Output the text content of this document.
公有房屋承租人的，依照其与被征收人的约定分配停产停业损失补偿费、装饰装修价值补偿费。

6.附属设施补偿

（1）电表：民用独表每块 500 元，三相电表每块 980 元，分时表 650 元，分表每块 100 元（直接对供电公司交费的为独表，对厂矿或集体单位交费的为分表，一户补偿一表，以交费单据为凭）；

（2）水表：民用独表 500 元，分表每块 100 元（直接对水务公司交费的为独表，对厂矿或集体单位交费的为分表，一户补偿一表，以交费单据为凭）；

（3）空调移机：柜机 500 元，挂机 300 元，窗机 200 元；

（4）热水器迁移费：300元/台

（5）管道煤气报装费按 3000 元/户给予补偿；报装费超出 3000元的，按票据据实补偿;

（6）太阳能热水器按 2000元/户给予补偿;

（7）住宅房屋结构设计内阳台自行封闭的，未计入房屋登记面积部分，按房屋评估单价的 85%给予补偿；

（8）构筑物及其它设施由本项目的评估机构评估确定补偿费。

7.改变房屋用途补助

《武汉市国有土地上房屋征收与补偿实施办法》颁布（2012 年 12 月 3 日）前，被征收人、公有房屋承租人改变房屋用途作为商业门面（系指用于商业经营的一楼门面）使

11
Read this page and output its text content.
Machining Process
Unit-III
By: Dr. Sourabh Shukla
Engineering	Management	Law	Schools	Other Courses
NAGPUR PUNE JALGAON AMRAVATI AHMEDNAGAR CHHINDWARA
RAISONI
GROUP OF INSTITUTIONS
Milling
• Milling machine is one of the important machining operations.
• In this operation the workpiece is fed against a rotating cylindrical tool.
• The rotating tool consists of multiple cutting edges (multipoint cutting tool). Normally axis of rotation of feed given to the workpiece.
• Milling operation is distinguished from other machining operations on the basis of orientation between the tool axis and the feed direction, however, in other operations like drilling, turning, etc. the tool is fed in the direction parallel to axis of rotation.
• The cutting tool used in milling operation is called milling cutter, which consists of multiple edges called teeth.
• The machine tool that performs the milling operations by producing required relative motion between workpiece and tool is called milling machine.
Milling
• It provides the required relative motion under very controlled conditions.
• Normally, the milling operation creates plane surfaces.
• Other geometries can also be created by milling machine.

**Short problem:**
The listing above should be transcribed in full, exactly as written.

**Exercise response:**
Output the text content of this document.
公有房屋承租人的，依照其与被征收人的约定分配停产停业损失补偿费、装饰装修价值补偿费。

6.附属设施补偿

（1）电表：民用独表每块 500 元，三相电表每块 980 元，分时表 650 元，分表每块 100 元（直接对供电公司交费的为独表，对厂矿或集体单位交费的为分表，一户补偿一表，以交费单据为凭）；

（2）水表：民用独表 500 元，分表每块 100 元（直接对水务公司交费的为独表，对厂矿或集体单位交费的为分表，一户补偿一表，以交费单据为凭）；

（3）空调移机：柜机 500 元，挂机 300 元，窗机 200 元；

（4）热水器迁移费：300元/台

（5）管道煤气报装费按 3000 元/户给予补偿；报装费超出 3000元的，按票据据实补偿;

（6）太阳能热水器按 2000元/户给予补偿;

（7）住宅房屋结构设计内阳台自行封闭的，未计入房屋登记面积部分，按房屋评估单价的 85%给予补偿；

（8）构筑物及其它设施由本项目的评估机构评估确定补偿费。

7.改变房屋用途补助

《武汉市国有土地上房屋征收与补偿实施办法》颁布（2012 年 12 月 3 日）前，被征收人、公有房屋承租人改变房屋用途作为商业门面（系指用于商业经营的一楼门面）使

11
Read this page and output its text content.
Machining Process
Unit-III
By: Dr. Sourabh Shukla
Engineering	Management	Law	Schools	Other Courses
NAGPUR PUNE JALGAON AMRAVATI AHMEDNAGAR CHHINDWARA
RAISONI
GROUP OF INSTITUTIONS
Milling
• Milling machine is one of the important machining operations.
• In this operation the workpiece is fed against a rotating cylindrical tool.
• The rotating tool consists of multiple cutting edges (multipoint cutting tool). Normally axis of rotation of feed given to the workpiece.
• Milling operation is distinguished from other machining operations on the basis of orientation between the tool axis and the feed direction, however, in other operations like drilling, turning, etc. the tool is fed in the direction parallel to axis of rotation.
• The cutting tool used in milling operation is called milling cutter, which consists of multiple edges called teeth.
• The machine tool that performs the milling operations by producing required relative motion between workpiece and tool is called milling machine.
Milling
• It provides the required relative motion under very controlled conditions.
• Normally, the milling operation creates plane surfaces.
• Other geometries can also be created by milling machine.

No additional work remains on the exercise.